### Aufgabenstellung a
Wiederhole aus den Datensätzen unverändert die Zeilen von der Zeile mit „subbullet-product-info: in product“ bis einschließlich der Zeile mit „footer-training-line2: (QUALITY) 18-21“.

Die SPD im Bundestag verlangte, Schäuble müsse Zweifel ausräumen. Er solle nachvollziehbar aufzeigen, dass die Maut tatsächlich zu nennenswerten Mehreinnahmen führe, sagte Fraktionsgeschäftsführerin Christine Lambrecht. "Nur dann können wir dem Gesetz zustimmen." Dobrindt verspricht, dass nach Abzug der Kosten jährlich mehr als 500 Millionen Euro für die Straßen übrig bleiben.
"Gerechtigkeit auf unseren Straßen"

### Übungsmaterial
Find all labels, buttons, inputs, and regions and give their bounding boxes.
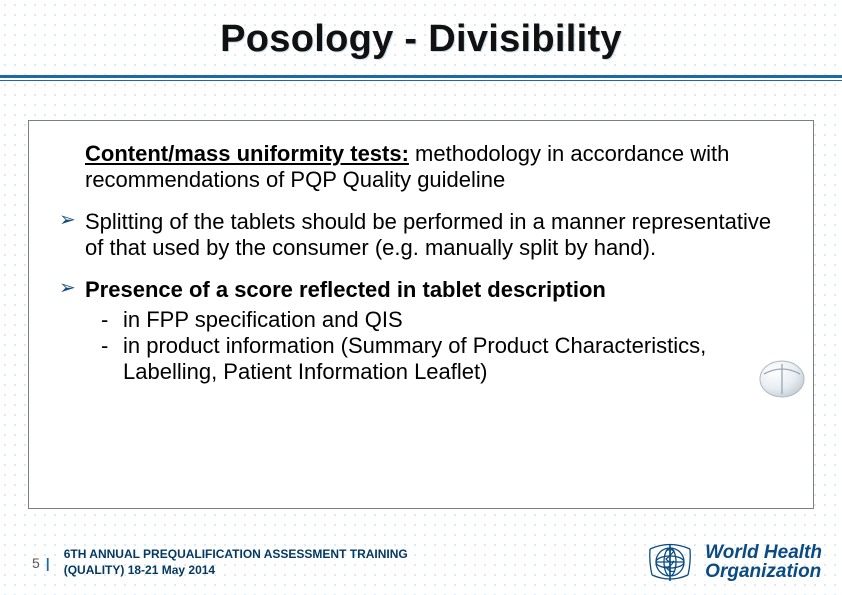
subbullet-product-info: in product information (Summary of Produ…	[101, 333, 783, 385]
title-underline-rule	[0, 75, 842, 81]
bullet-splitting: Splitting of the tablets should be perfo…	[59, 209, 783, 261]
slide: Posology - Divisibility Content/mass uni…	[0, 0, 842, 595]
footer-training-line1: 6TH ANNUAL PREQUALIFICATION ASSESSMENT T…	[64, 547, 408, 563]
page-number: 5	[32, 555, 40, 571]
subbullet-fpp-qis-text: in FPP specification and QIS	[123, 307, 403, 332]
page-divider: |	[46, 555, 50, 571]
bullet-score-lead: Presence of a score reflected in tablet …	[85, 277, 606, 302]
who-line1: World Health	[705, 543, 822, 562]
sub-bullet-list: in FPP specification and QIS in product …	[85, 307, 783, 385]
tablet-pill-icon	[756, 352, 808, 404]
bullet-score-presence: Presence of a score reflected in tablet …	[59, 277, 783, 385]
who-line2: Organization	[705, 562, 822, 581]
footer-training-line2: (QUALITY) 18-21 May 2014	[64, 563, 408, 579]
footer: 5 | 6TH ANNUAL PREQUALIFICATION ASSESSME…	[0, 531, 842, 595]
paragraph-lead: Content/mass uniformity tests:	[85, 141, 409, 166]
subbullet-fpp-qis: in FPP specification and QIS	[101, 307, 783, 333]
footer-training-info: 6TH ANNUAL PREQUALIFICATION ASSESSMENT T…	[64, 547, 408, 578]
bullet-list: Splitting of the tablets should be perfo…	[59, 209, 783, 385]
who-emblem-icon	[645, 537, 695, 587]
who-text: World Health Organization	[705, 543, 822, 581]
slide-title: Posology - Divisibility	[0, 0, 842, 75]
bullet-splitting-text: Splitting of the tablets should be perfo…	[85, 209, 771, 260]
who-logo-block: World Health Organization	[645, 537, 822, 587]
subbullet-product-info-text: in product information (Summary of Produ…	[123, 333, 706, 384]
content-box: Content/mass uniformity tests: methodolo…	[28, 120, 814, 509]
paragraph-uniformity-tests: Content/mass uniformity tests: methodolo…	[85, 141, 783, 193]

### Aufgabenstellung b
Nimm den Text über die Maut wieder auf und schreibe ihn ab seinem Ende weiter.

### Ergebnis a
subbullet-product-info: in product information (Summary of Produ…	[101, 333, 783, 385]
title-underline-rule	[0, 75, 842, 81]
bullet-splitting: Splitting of the tablets should be perfo…	[59, 209, 783, 261]
slide: Posology - Divisibility Content/mass uni…	[0, 0, 842, 595]
footer-training-line1: 6TH ANNUAL PREQUALIFICATION ASSESSMENT T…	[64, 547, 408, 563]
page-number: 5	[32, 555, 40, 571]
subbullet-fpp-qis-text: in FPP specification and QIS	[123, 307, 403, 332]
page-divider: |	[46, 555, 50, 571]
bullet-score-lead: Presence of a score reflected in tablet …	[85, 277, 606, 302]
who-line1: World Health	[705, 543, 822, 562]
sub-bullet-list: in FPP specification and QIS in product …	[85, 307, 783, 385]
tablet-pill-icon	[756, 352, 808, 404]
bullet-score-presence: Presence of a score reflected in tablet …	[59, 277, 783, 385]
who-line2: Organization	[705, 562, 822, 581]
footer-training-line2: (QUALITY) 18-21 May 2014	[64, 563, 408, 579]

### Ergebnis b
Kritik an der Maut wies der Minister zurück. "Wir schaffen damit schlichtweg Gerechtigkeit auf unseren Straßen", sagte er bei der ersten Lesung der geplanten Maut-Änderungen im Bundestag. Anders als bei der bisherigen Steuerfinanzierung seien sämtliche Maut-Einnahmen zweckgebunden. Investitionen würden damit erstmals unabhängig von Konjunktur und Wahlperioden gesichert. Dobrindt wandte sich erneut gegen "Maut-Maulerei" aus Österreich. Die Regierung in Wien droht mit einer Klage vor dem Europäischen Gerichtshof (EuGH).
Dobrindt will die seit 2015 bestehenden Maut-Gesetze nach einem Kompromiss mit der EU-Kommission ändern. Brüssel will dann grünes Licht für die Maut geben. Die Preise der Kurzzeittarife für Fahrer aus dem Ausland sollen stärker differenziert werden. Inländer mit abgasarmen Euro-6-Autos sollen als Ausgleich für Mautzahlungen um 100 Millionen Euro zusätzlich bei der Kfz-Steuer entlastet werden.
"Bajuwarische Schnapsidee"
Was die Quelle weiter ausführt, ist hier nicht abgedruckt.